:: TASK PROMPT ::
Exclude the pictures and return every line exactly as written.

:: THE DATA ::
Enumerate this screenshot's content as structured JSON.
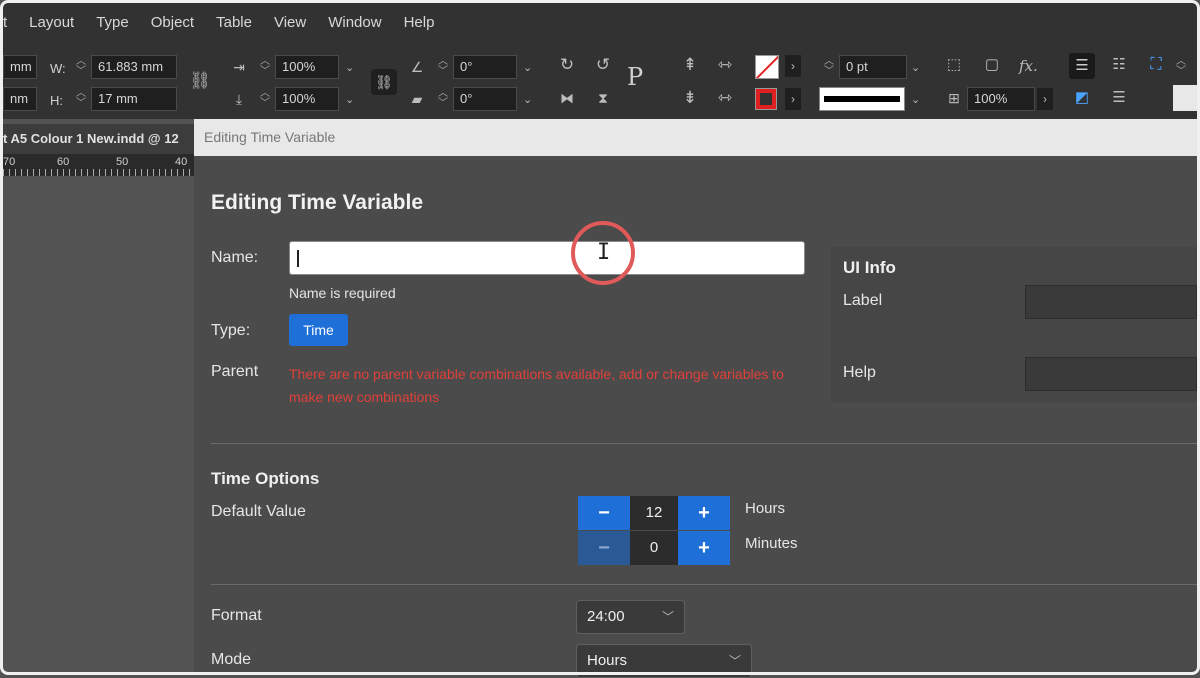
{
  "menubar": {
    "items": [
      "t",
      "Layout",
      "Type",
      "Object",
      "Table",
      "View",
      "Window",
      "Help"
    ]
  },
  "control_panel": {
    "x_value": "mm",
    "y_value": "nm",
    "w_label": "W:",
    "w_value": "61.883 mm",
    "h_label": "H:",
    "h_value": "17 mm",
    "scale_x": "100%",
    "scale_y": "100%",
    "rotate": "0°",
    "shear": "0°",
    "stroke_weight": "0 pt",
    "opacity": "100%",
    "p_glyph": "P",
    "fx_glyph": "fx."
  },
  "document": {
    "tab_title": "t A5 Colour 1 New.indd @ 12",
    "ruler_labels": [
      "70",
      "60",
      "50",
      "40"
    ]
  },
  "dialog": {
    "window_title": "Editing Time Variable",
    "heading": "Editing Time Variable",
    "name_label": "Name:",
    "name_value": "",
    "name_hint": "Name is required",
    "type_label": "Type:",
    "type_button": "Time",
    "parent_label": "Parent",
    "parent_error": "There are no parent variable combinations available, add or change variables to make new combinations",
    "ui_info": {
      "title": "UI Info",
      "label_label": "Label",
      "label_value": "",
      "help_label": "Help",
      "help_value": ""
    },
    "time_options": {
      "title": "Time Options",
      "default_value_label": "Default Value",
      "hours_value": "12",
      "hours_unit": "Hours",
      "minutes_value": "0",
      "minutes_unit": "Minutes",
      "minus": "−",
      "plus": "+"
    },
    "format_label": "Format",
    "format_value": "24:00",
    "mode_label": "Mode",
    "mode_value": "Hours"
  },
  "colors": {
    "accent_blue": "#1f6fd8",
    "error_red": "#e0403a",
    "highlight_ring": "#e05a5a"
  }
}
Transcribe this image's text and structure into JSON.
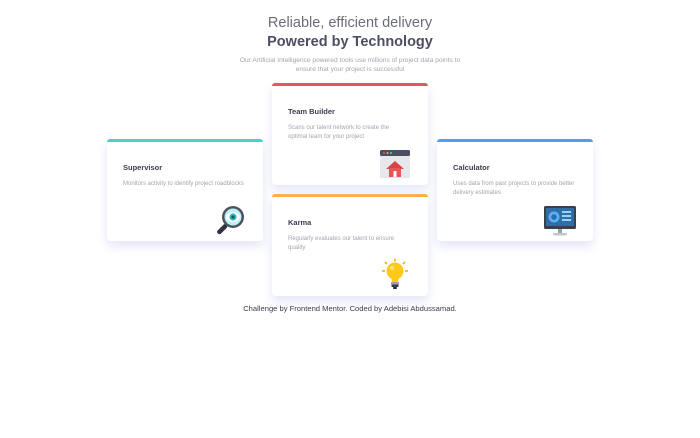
{
  "header": {
    "tagline": "Reliable, efficient delivery",
    "heading": "Powered by Technology",
    "intro": "Our Artificial Intelligence powered tools use millions of project data points to ensure that your project is successful"
  },
  "cards": {
    "supervisor": {
      "title": "Supervisor",
      "description": "Monitors activity to identify project roadblocks",
      "accent": "#44d3d2",
      "icon": "magnifier-eye-icon"
    },
    "team_builder": {
      "title": "Team Builder",
      "description": "Scans our talent network to create the optimal team for your project",
      "accent": "#ea5454",
      "icon": "team-builder-house-icon"
    },
    "karma": {
      "title": "Karma",
      "description": "Regularly evaluates our talent to ensure quality",
      "accent": "#fcaf4a",
      "icon": "lightbulb-icon"
    },
    "calculator": {
      "title": "Calculator",
      "description": "Uses data from past projects to provide better delivery estimates",
      "accent": "#549ef2",
      "icon": "monitor-dashboard-icon"
    }
  },
  "footer": {
    "attribution": "Challenge by Frontend Mentor. Coded by Adebisi Abdussamad."
  }
}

:: WRITTEN SOLUTION ::
Enumerate this screenshot's content as structured JSON.
{
  "menubar": {
    "items": [
      "t",
      "Layout",
      "Type",
      "Object",
      "Table",
      "View",
      "Window",
      "Help"
    ]
  },
  "control_panel": {
    "x_value": "mm",
    "y_value": "nm",
    "w_label": "W:",
    "w_value": "61.883 mm",
    "h_label": "H:",
    "h_value": "17 mm",
    "scale_x": "100%",
    "scale_y": "100%",
    "rotate": "0°",
    "shear": "0°",
    "stroke_weight": "0 pt",
    "opacity": "100%",
    "p_glyph": "P",
    "fx_glyph": "fx."
  },
  "document": {
    "tab_title": "t A5 Colour 1 New.indd @ 12",
    "ruler_labels": [
      "70",
      "60",
      "50",
      "40"
    ]
  },
  "dialog": {
    "window_title": "Editing Time Variable",
    "heading": "Editing Time Variable",
    "name_label": "Name:",
    "name_value": "",
    "name_hint": "Name is required",
    "type_label": "Type:",
    "type_button": "Time",
    "parent_label": "Parent",
    "parent_error": "There are no parent variable combinations available, add or change variables to make new combinations",
    "ui_info": {
      "title": "UI Info",
      "label_label": "Label",
      "label_value": "",
      "help_label": "Help",
      "help_value": ""
    },
    "time_options": {
      "title": "Time Options",
      "default_value_label": "Default Value",
      "hours_value": "12",
      "hours_unit": "Hours",
      "minutes_value": "0",
      "minutes_unit": "Minutes",
      "minus": "−",
      "plus": "+"
    },
    "format_label": "Format",
    "format_value": "24:00",
    "mode_label": "Mode",
    "mode_value": "Hours"
  },
  "colors": {
    "accent_blue": "#1f6fd8",
    "error_red": "#e0403a",
    "highlight_ring": "#e05a5a"
  }
}
Transcribe this image's text and structure into JSON.
{
  "header": {
    "tagline": "Reliable, efficient delivery",
    "heading": "Powered by Technology",
    "intro": "Our Artificial Intelligence powered tools use millions of project data points to ensure that your project is successful"
  },
  "cards": {
    "supervisor": {
      "title": "Supervisor",
      "description": "Monitors activity to identify project roadblocks",
      "accent": "#44d3d2",
      "icon": "magnifier-eye-icon"
    },
    "team_builder": {
      "title": "Team Builder",
      "description": "Scans our talent network to create the optimal team for your project",
      "accent": "#ea5454",
      "icon": "team-builder-house-icon"
    },
    "karma": {
      "title": "Karma",
      "description": "Regularly evaluates our talent to ensure quality",
      "accent": "#fcaf4a",
      "icon": "lightbulb-icon"
    },
    "calculator": {
      "title": "Calculator",
      "description": "Uses data from past projects to provide better delivery estimates",
      "accent": "#549ef2",
      "icon": "monitor-dashboard-icon"
    }
  },
  "footer": {
    "attribution": "Challenge by Frontend Mentor. Coded by Adebisi Abdussamad."
  }
}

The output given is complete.